DATA FOR THE TASK:
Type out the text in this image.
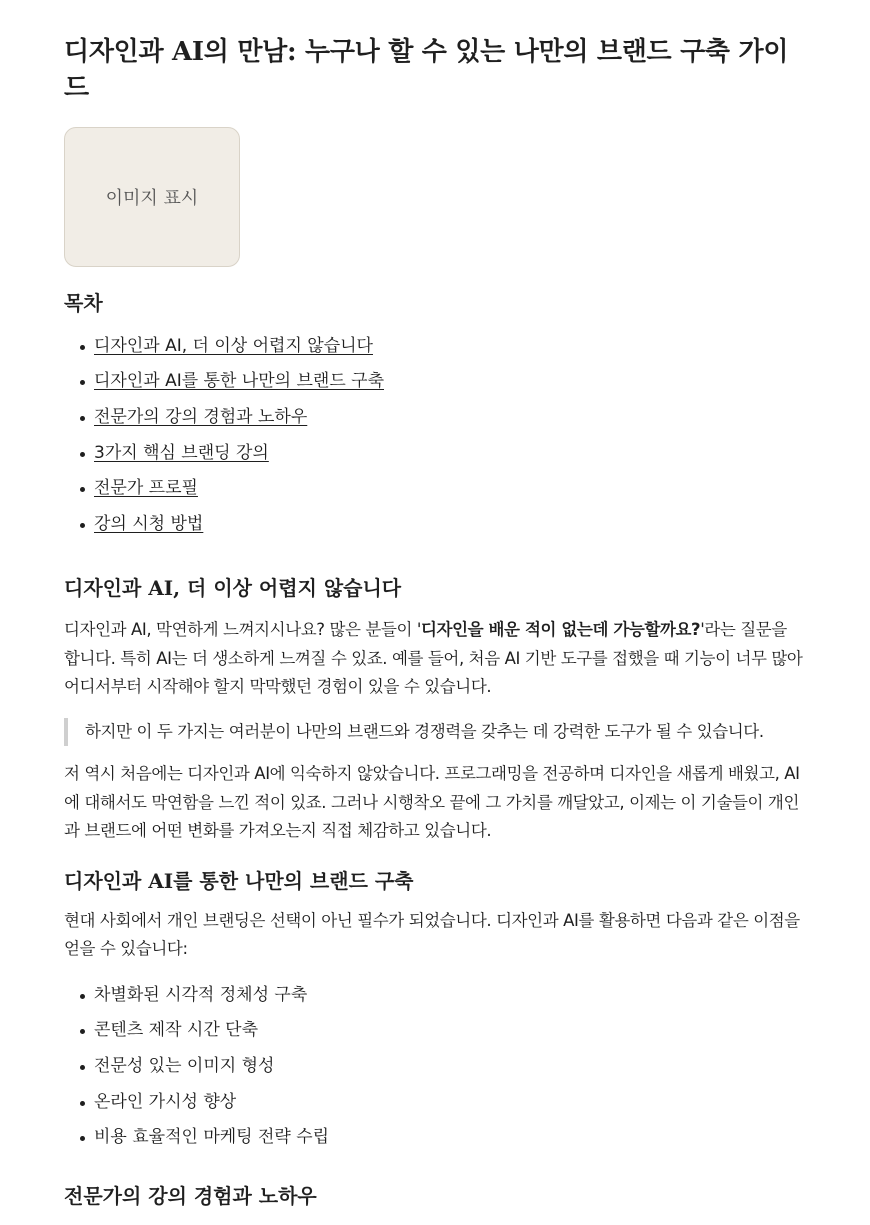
디자인과 AI의 만남: 누구나 할 수 있는 나만의 브랜드 구축 가이드
이미지 표시
목차
디자인과 AI, 더 이상 어렵지 않습니다
디자인과 AI를 통한 나만의 브랜드 구축
전문가의 강의 경험과 노하우
3가지 핵심 브랜딩 강의
전문가 프로필
강의 시청 방법
디자인과 AI, 더 이상 어렵지 않습니다

디자인과 AI, 막연하게 느껴지시나요? 많은 분들이 '디자인을 배운 적이 없는데 가능할까요?'라는 질문을 합니다. 특히 AI는 더 생소하게 느껴질 수 있죠. 예를 들어, 처음 AI 기반 도구를 접했을 때 기능이 너무 많아 어디서부터 시작해야 할지 막막했던 경험이 있을 수 있습니다.

하지만 이 두 가지는 여러분이 나만의 브랜드와 경쟁력을 갖추는 데 강력한 도구가 될 수 있습니다.

저 역시 처음에는 디자인과 AI에 익숙하지 않았습니다. 프로그래밍을 전공하며 디자인을 새롭게 배웠고, AI에 대해서도 막연함을 느낀 적이 있죠. 그러나 시행착오 끝에 그 가치를 깨달았고, 이제는 이 기술들이 개인과 브랜드에 어떤 변화를 가져오는지 직접 체감하고 있습니다.

디자인과 AI를 통한 나만의 브랜드 구축

현대 사회에서 개인 브랜딩은 선택이 아닌 필수가 되었습니다. 디자인과 AI를 활용하면 다음과 같은 이점을 얻을 수 있습니다:

차별화된 시각적 정체성 구축
콘텐츠 제작 시간 단축
전문성 있는 이미지 형성
온라인 가시성 향상
비용 효율적인 마케팅 전략 수립
전문가의 강의 경험과 노하우
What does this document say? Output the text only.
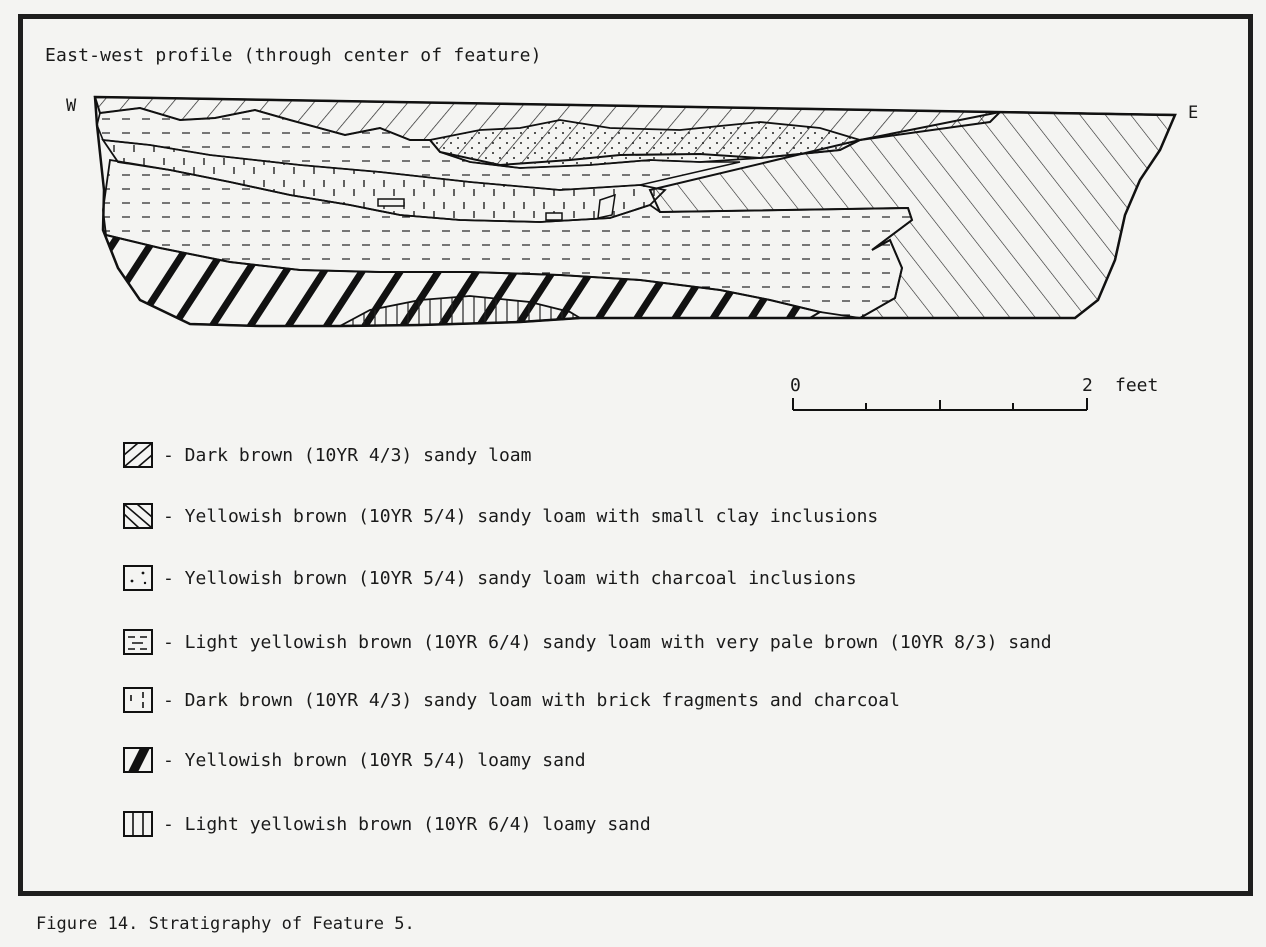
East-west profile (through center of feature)
W	E
0	2 feet
- Dark brown (10YR 4/3) sandy loam
- Yellowish brown (10YR 5/4) sandy loam with small clay inclusions
- Yellowish brown (10YR 5/4) sandy loam with charcoal inclusions
- Light yellowish brown (10YR 6/4) sandy loam with very pale brown (10YR 8/3) sand
- Dark brown (10YR 4/3) sandy loam with brick fragments and charcoal
- Yellowish brown (10YR 5/4) loamy sand
- Light yellowish brown (10YR 6/4) loamy sand
Figure 14. Stratigraphy of Feature 5.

WRITTEN TASK: Make a verbatim copy of all the entries and strip out the pictures.

EXPECTED ANSWER:
Type out the text in this image.
디자인과 AI의 만남: 누구나 할 수 있는 나만의 브랜드 구축 가이드
이미지 표시
목차
디자인과 AI, 더 이상 어렵지 않습니다
디자인과 AI를 통한 나만의 브랜드 구축
전문가의 강의 경험과 노하우
3가지 핵심 브랜딩 강의
전문가 프로필
강의 시청 방법
디자인과 AI, 더 이상 어렵지 않습니다

디자인과 AI, 막연하게 느껴지시나요? 많은 분들이 '디자인을 배운 적이 없는데 가능할까요?'라는 질문을 합니다. 특히 AI는 더 생소하게 느껴질 수 있죠. 예를 들어, 처음 AI 기반 도구를 접했을 때 기능이 너무 많아 어디서부터 시작해야 할지 막막했던 경험이 있을 수 있습니다.

하지만 이 두 가지는 여러분이 나만의 브랜드와 경쟁력을 갖추는 데 강력한 도구가 될 수 있습니다.

저 역시 처음에는 디자인과 AI에 익숙하지 않았습니다. 프로그래밍을 전공하며 디자인을 새롭게 배웠고, AI에 대해서도 막연함을 느낀 적이 있죠. 그러나 시행착오 끝에 그 가치를 깨달았고, 이제는 이 기술들이 개인과 브랜드에 어떤 변화를 가져오는지 직접 체감하고 있습니다.

디자인과 AI를 통한 나만의 브랜드 구축

현대 사회에서 개인 브랜딩은 선택이 아닌 필수가 되었습니다. 디자인과 AI를 활용하면 다음과 같은 이점을 얻을 수 있습니다:

차별화된 시각적 정체성 구축
콘텐츠 제작 시간 단축
전문성 있는 이미지 형성
온라인 가시성 향상
비용 효율적인 마케팅 전략 수립
전문가의 강의 경험과 노하우
What does this document say? Output the text only.
East-west profile (through center of feature)
W	E
0	2 feet
- Dark brown (10YR 4/3) sandy loam
- Yellowish brown (10YR 5/4) sandy loam with small clay inclusions
- Yellowish brown (10YR 5/4) sandy loam with charcoal inclusions
- Light yellowish brown (10YR 6/4) sandy loam with very pale brown (10YR 8/3) sand
- Dark brown (10YR 4/3) sandy loam with brick fragments and charcoal
- Yellowish brown (10YR 5/4) loamy sand
- Light yellowish brown (10YR 6/4) loamy sand
Figure 14. Stratigraphy of Feature 5.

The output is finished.